** begin Input **

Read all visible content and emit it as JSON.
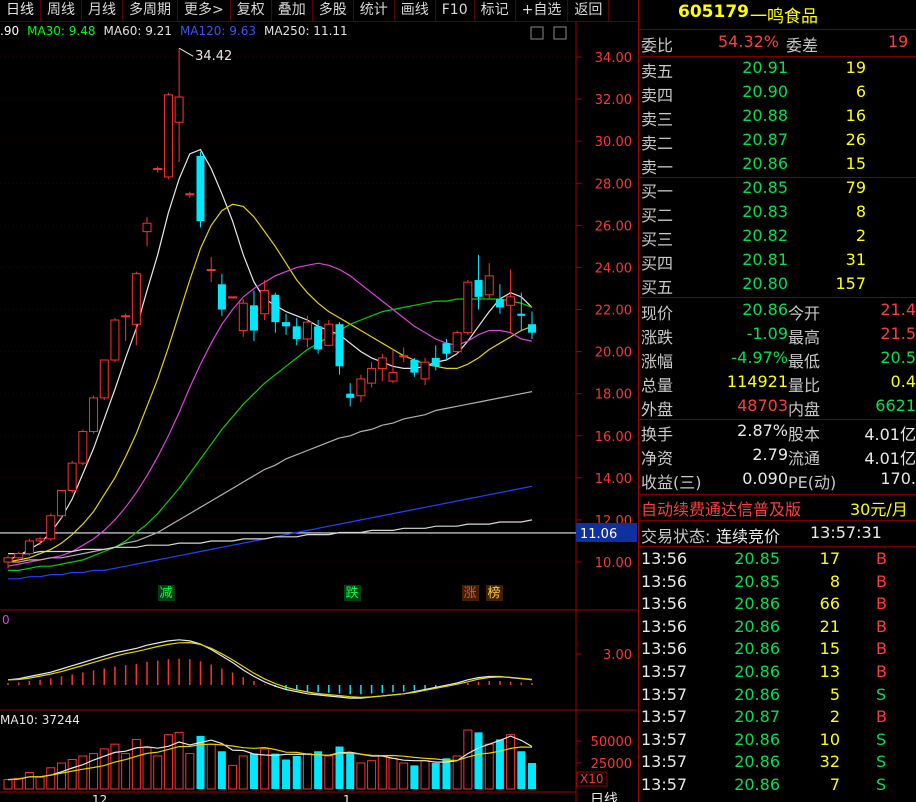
{
  "toolbar": [
    "日线",
    "周线",
    "月线",
    "多周期",
    "更多>",
    "复权",
    "叠加",
    "多股",
    "统计",
    "画线",
    "F10",
    "标记",
    "+自选",
    "返回"
  ],
  "ma_legend": [
    {
      "text": ".90",
      "color": "#ffffff"
    },
    {
      "text": "MA30: 9.48",
      "color": "#00ff00"
    },
    {
      "text": "MA60: 9.21",
      "color": "#e0e0e0"
    },
    {
      "text": "MA120: 9.63",
      "color": "#3355ff"
    },
    {
      "text": "MA250: 11.11",
      "color": "#e0e0e0"
    }
  ],
  "price_axis": [
    "34.00",
    "32.00",
    "30.00",
    "28.00",
    "26.00",
    "24.00",
    "22.00",
    "20.00",
    "18.00",
    "16.00",
    "14.00",
    "12.00",
    "10.00"
  ],
  "current_tag": "11.06",
  "high_label": "34.42",
  "markers": [
    {
      "text": "减",
      "color": "#00ff50"
    },
    {
      "text": "跌",
      "color": "#00ff50"
    },
    {
      "text": "涨",
      "color": "#ff4040"
    },
    {
      "text": "榜",
      "color": "#ffcc33"
    }
  ],
  "macd_label": "0",
  "macd_axis": "3.00",
  "vol_label": "MA10: 37244",
  "vol_axis": [
    "50000",
    "25000"
  ],
  "vol_unit": "X10",
  "x_labels": [
    "12",
    "1"
  ],
  "bottom_right": "日线",
  "stock": {
    "code": "605179",
    "name": "一鸣食品"
  },
  "weibi": {
    "label": "委比",
    "value": "54.32%",
    "label2": "委差",
    "value2": "19"
  },
  "sell": [
    {
      "label": "卖五",
      "price": "20.91",
      "vol": "19"
    },
    {
      "label": "卖四",
      "price": "20.90",
      "vol": "6"
    },
    {
      "label": "卖三",
      "price": "20.88",
      "vol": "16"
    },
    {
      "label": "卖二",
      "price": "20.87",
      "vol": "26"
    },
    {
      "label": "卖一",
      "price": "20.86",
      "vol": "15"
    }
  ],
  "buy": [
    {
      "label": "买一",
      "price": "20.85",
      "vol": "79"
    },
    {
      "label": "买二",
      "price": "20.83",
      "vol": "8"
    },
    {
      "label": "买三",
      "price": "20.82",
      "vol": "2"
    },
    {
      "label": "买四",
      "price": "20.81",
      "vol": "31"
    },
    {
      "label": "买五",
      "price": "20.80",
      "vol": "157"
    }
  ],
  "quote": [
    {
      "l1": "现价",
      "v1": "20.86",
      "c1": "green",
      "l2": "今开",
      "v2": "21.4",
      "c2": "red"
    },
    {
      "l1": "涨跌",
      "v1": "-1.09",
      "c1": "green",
      "l2": "最高",
      "v2": "21.5",
      "c2": "red"
    },
    {
      "l1": "涨幅",
      "v1": "-4.97%",
      "c1": "green",
      "l2": "最低",
      "v2": "20.5",
      "c2": "green"
    },
    {
      "l1": "总量",
      "v1": "114921",
      "c1": "yellow",
      "l2": "量比",
      "v2": "0.4",
      "c2": "yellow"
    },
    {
      "l1": "外盘",
      "v1": "48703",
      "c1": "red",
      "l2": "内盘",
      "v2": "6621",
      "c2": "green"
    }
  ],
  "fin": [
    {
      "l1": "换手",
      "v1": "2.87%",
      "l2": "股本",
      "v2": "4.01亿"
    },
    {
      "l1": "净资",
      "v1": "2.79",
      "l2": "流通",
      "v2": "4.01亿"
    },
    {
      "l1": "收益(三)",
      "v1": "0.090",
      "l2": "PE(动)",
      "v2": "170."
    }
  ],
  "ad": {
    "text": "自动续费通达信普及版",
    "price": "30元/月"
  },
  "trade_status": {
    "label": "交易状态:",
    "value": "连续竞价",
    "time": "13:57:31"
  },
  "ticks": [
    {
      "t": "13:56",
      "p": "20.85",
      "v": "17",
      "s": "B"
    },
    {
      "t": "13:56",
      "p": "20.85",
      "v": "8",
      "s": "B"
    },
    {
      "t": "13:56",
      "p": "20.86",
      "v": "66",
      "s": "B"
    },
    {
      "t": "13:56",
      "p": "20.86",
      "v": "21",
      "s": "B"
    },
    {
      "t": "13:56",
      "p": "20.86",
      "v": "15",
      "s": "B"
    },
    {
      "t": "13:57",
      "p": "20.86",
      "v": "13",
      "s": "B"
    },
    {
      "t": "13:57",
      "p": "20.86",
      "v": "5",
      "s": "S"
    },
    {
      "t": "13:57",
      "p": "20.87",
      "v": "2",
      "s": "B"
    },
    {
      "t": "13:57",
      "p": "20.86",
      "v": "10",
      "s": "S"
    },
    {
      "t": "13:57",
      "p": "20.86",
      "v": "32",
      "s": "S"
    },
    {
      "t": "13:57",
      "p": "20.86",
      "v": "7",
      "s": "S"
    }
  ],
  "candles": [
    [
      10.0,
      10.3,
      9.7,
      10.2
    ],
    [
      10.2,
      10.5,
      10.0,
      10.4
    ],
    [
      10.4,
      11.1,
      10.3,
      11.0
    ],
    [
      11.0,
      11.2,
      10.8,
      11.1
    ],
    [
      11.1,
      12.3,
      11.0,
      12.2
    ],
    [
      12.2,
      13.4,
      12.1,
      13.4
    ],
    [
      13.4,
      14.8,
      13.3,
      14.7
    ],
    [
      14.7,
      16.3,
      14.6,
      16.2
    ],
    [
      16.2,
      17.9,
      16.1,
      17.8
    ],
    [
      17.8,
      19.6,
      17.7,
      19.6
    ],
    [
      19.6,
      21.6,
      19.5,
      21.5
    ],
    [
      21.7,
      21.8,
      20.5,
      21.7
    ],
    [
      21.3,
      23.8,
      20.3,
      23.7
    ],
    [
      25.7,
      26.4,
      25.0,
      26.1
    ],
    [
      28.7,
      28.8,
      28.5,
      28.7
    ],
    [
      28.3,
      32.3,
      28.2,
      32.2
    ],
    [
      30.9,
      34.4,
      29.0,
      32.1
    ],
    [
      27.5,
      27.6,
      27.3,
      27.5
    ],
    [
      29.3,
      29.5,
      25.9,
      26.2
    ],
    [
      23.9,
      24.5,
      23.3,
      23.9
    ],
    [
      23.2,
      23.7,
      21.7,
      22.0
    ],
    [
      22.6,
      22.6,
      22.6,
      22.6
    ],
    [
      21.0,
      22.5,
      20.7,
      22.3
    ],
    [
      22.2,
      22.9,
      20.5,
      21.0
    ],
    [
      21.8,
      23.4,
      21.5,
      22.9
    ],
    [
      22.7,
      22.8,
      20.9,
      21.4
    ],
    [
      21.4,
      21.8,
      20.8,
      21.2
    ],
    [
      21.2,
      21.6,
      20.3,
      20.6
    ],
    [
      20.6,
      21.7,
      20.2,
      21.4
    ],
    [
      21.2,
      21.5,
      19.9,
      20.1
    ],
    [
      20.3,
      21.5,
      20.3,
      21.3
    ],
    [
      21.3,
      21.4,
      18.9,
      19.3
    ],
    [
      18.0,
      18.5,
      17.4,
      17.8
    ],
    [
      17.9,
      18.9,
      17.6,
      18.7
    ],
    [
      18.5,
      19.5,
      18.3,
      19.2
    ],
    [
      19.2,
      19.9,
      18.6,
      19.7
    ],
    [
      18.6,
      20.1,
      18.5,
      19.0
    ],
    [
      19.8,
      20.2,
      19.5,
      19.8
    ],
    [
      19.6,
      19.7,
      18.8,
      19.0
    ],
    [
      18.7,
      19.7,
      18.4,
      19.5
    ],
    [
      19.7,
      20.3,
      19.1,
      19.3
    ],
    [
      20.4,
      20.6,
      19.6,
      19.9
    ],
    [
      20.0,
      21.0,
      19.9,
      20.9
    ],
    [
      20.9,
      23.4,
      20.8,
      23.3
    ],
    [
      23.4,
      24.6,
      22.0,
      22.6
    ],
    [
      22.7,
      24.2,
      22.5,
      23.6
    ],
    [
      22.5,
      23.2,
      21.8,
      22.1
    ],
    [
      22.2,
      23.9,
      20.9,
      22.6
    ],
    [
      21.8,
      22.8,
      21.0,
      21.7
    ],
    [
      21.3,
      21.9,
      20.6,
      20.9
    ]
  ],
  "ma_lines": {
    "white": [
      10.1,
      10.3,
      10.6,
      10.9,
      11.4,
      12.1,
      13.0,
      14.2,
      15.4,
      16.8,
      18.2,
      19.7,
      21.1,
      22.9,
      24.6,
      26.6,
      28.2,
      29.4,
      29.6,
      28.7,
      27.5,
      26.2,
      24.6,
      23.3,
      22.5,
      22.2,
      21.9,
      21.7,
      21.5,
      21.2,
      21.0,
      20.8,
      20.4,
      20.0,
      19.7,
      19.5,
      19.3,
      19.2,
      19.2,
      19.3,
      19.5,
      19.6,
      19.9,
      20.5,
      21.2,
      21.9,
      22.5,
      22.8,
      22.6,
      22.1
    ],
    "yellow": [
      10.0,
      10.1,
      10.2,
      10.4,
      10.6,
      10.9,
      11.3,
      11.8,
      12.4,
      13.2,
      14.0,
      15.0,
      16.1,
      17.4,
      18.7,
      20.2,
      21.8,
      23.4,
      24.9,
      26.0,
      26.7,
      27.0,
      26.9,
      26.4,
      25.7,
      25.0,
      24.2,
      23.4,
      22.8,
      22.3,
      21.9,
      21.6,
      21.3,
      21.0,
      20.7,
      20.4,
      20.1,
      19.8,
      19.6,
      19.4,
      19.3,
      19.2,
      19.2,
      19.4,
      19.7,
      20.1,
      20.4,
      20.7,
      21.0,
      21.2
    ],
    "magenta": [
      9.8,
      9.9,
      10.0,
      10.1,
      10.2,
      10.3,
      10.5,
      10.8,
      11.1,
      11.5,
      12.0,
      12.6,
      13.3,
      14.1,
      15.0,
      16.0,
      17.1,
      18.3,
      19.4,
      20.4,
      21.3,
      22.0,
      22.6,
      23.0,
      23.3,
      23.6,
      23.8,
      24.0,
      24.1,
      24.2,
      24.1,
      23.9,
      23.6,
      23.2,
      22.8,
      22.4,
      22.0,
      21.6,
      21.2,
      20.9,
      20.6,
      20.4,
      20.3,
      20.5,
      20.8,
      21.0,
      21.0,
      20.9,
      20.6,
      20.5
    ],
    "green": [
      9.6,
      9.6,
      9.7,
      9.8,
      9.8,
      9.9,
      10.0,
      10.1,
      10.3,
      10.5,
      10.7,
      11.0,
      11.4,
      11.8,
      12.3,
      12.9,
      13.5,
      14.2,
      14.9,
      15.6,
      16.3,
      16.9,
      17.5,
      18.0,
      18.5,
      18.9,
      19.3,
      19.7,
      20.1,
      20.4,
      20.7,
      21.0,
      21.3,
      21.5,
      21.7,
      21.9,
      22.0,
      22.1,
      22.2,
      22.3,
      22.4,
      22.4,
      22.5,
      22.5,
      22.5,
      22.5,
      22.5,
      22.4,
      22.3,
      22.1
    ],
    "gray": [
      10.0,
      10.0,
      10.1,
      10.1,
      10.2,
      10.2,
      10.3,
      10.4,
      10.5,
      10.6,
      10.7,
      10.9,
      11.0,
      11.2,
      11.4,
      11.7,
      12.0,
      12.3,
      12.6,
      12.9,
      13.2,
      13.5,
      13.8,
      14.1,
      14.4,
      14.6,
      14.9,
      15.1,
      15.3,
      15.5,
      15.7,
      15.9,
      16.0,
      16.2,
      16.3,
      16.5,
      16.6,
      16.8,
      16.9,
      17.0,
      17.2,
      17.3,
      17.4,
      17.5,
      17.6,
      17.7,
      17.8,
      17.9,
      18.0,
      18.1
    ],
    "blue": [
      9.2,
      9.2,
      9.3,
      9.3,
      9.4,
      9.4,
      9.5,
      9.5,
      9.6,
      9.6,
      9.7,
      9.8,
      9.9,
      10.0,
      10.1,
      10.2,
      10.3,
      10.4,
      10.5,
      10.6,
      10.7,
      10.8,
      10.9,
      11.0,
      11.1,
      11.2,
      11.3,
      11.4,
      11.5,
      11.6,
      11.7,
      11.8,
      11.9,
      12.0,
      12.1,
      12.2,
      12.3,
      12.4,
      12.5,
      12.6,
      12.7,
      12.8,
      12.9,
      13.0,
      13.1,
      13.2,
      13.3,
      13.4,
      13.5,
      13.6
    ],
    "silver": [
      10.4,
      10.4,
      10.4,
      10.5,
      10.5,
      10.5,
      10.5,
      10.6,
      10.6,
      10.6,
      10.7,
      10.7,
      10.7,
      10.8,
      10.8,
      10.8,
      10.9,
      10.9,
      10.9,
      11.0,
      11.0,
      11.0,
      11.1,
      11.1,
      11.1,
      11.2,
      11.2,
      11.2,
      11.3,
      11.3,
      11.3,
      11.4,
      11.4,
      11.4,
      11.5,
      11.5,
      11.5,
      11.6,
      11.6,
      11.6,
      11.7,
      11.7,
      11.7,
      11.8,
      11.8,
      11.8,
      11.9,
      11.9,
      11.9,
      12.0
    ]
  },
  "volumes": [
    8,
    9,
    14,
    10,
    18,
    22,
    25,
    28,
    30,
    34,
    38,
    30,
    42,
    35,
    28,
    46,
    48,
    30,
    45,
    38,
    32,
    20,
    28,
    30,
    34,
    30,
    25,
    28,
    30,
    32,
    28,
    36,
    30,
    22,
    24,
    28,
    26,
    22,
    20,
    24,
    22,
    26,
    28,
    50,
    48,
    38,
    42,
    46,
    32,
    22
  ],
  "macd": [
    0.3,
    0.4,
    0.6,
    0.8,
    1.0,
    1.3,
    1.6,
    1.9,
    2.2,
    2.5,
    2.8,
    3.0,
    3.2,
    3.5,
    3.7,
    3.9,
    4.0,
    3.9,
    3.6,
    3.1,
    2.5,
    1.9,
    1.2,
    0.6,
    0.1,
    -0.3,
    -0.6,
    -0.8,
    -1.0,
    -1.1,
    -1.2,
    -1.3,
    -1.4,
    -1.4,
    -1.3,
    -1.2,
    -1.1,
    -1.0,
    -0.8,
    -0.6,
    -0.4,
    -0.2,
    0.0,
    0.3,
    0.5,
    0.6,
    0.6,
    0.5,
    0.4,
    0.3
  ]
}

** end Input **

_Given task_.
Show every line from the entries above in which "color" appears.

_Reply to the task_.
      "color": "#ffffff"
      "color": "#00ff00"
      "color": "#e0e0e0"
      "color": "#3355ff"
      "color": "#e0e0e0"
      "color": "#00ff50"
      "color": "#00ff50"
      "color": "#ff4040"
      "color": "#ffcc33"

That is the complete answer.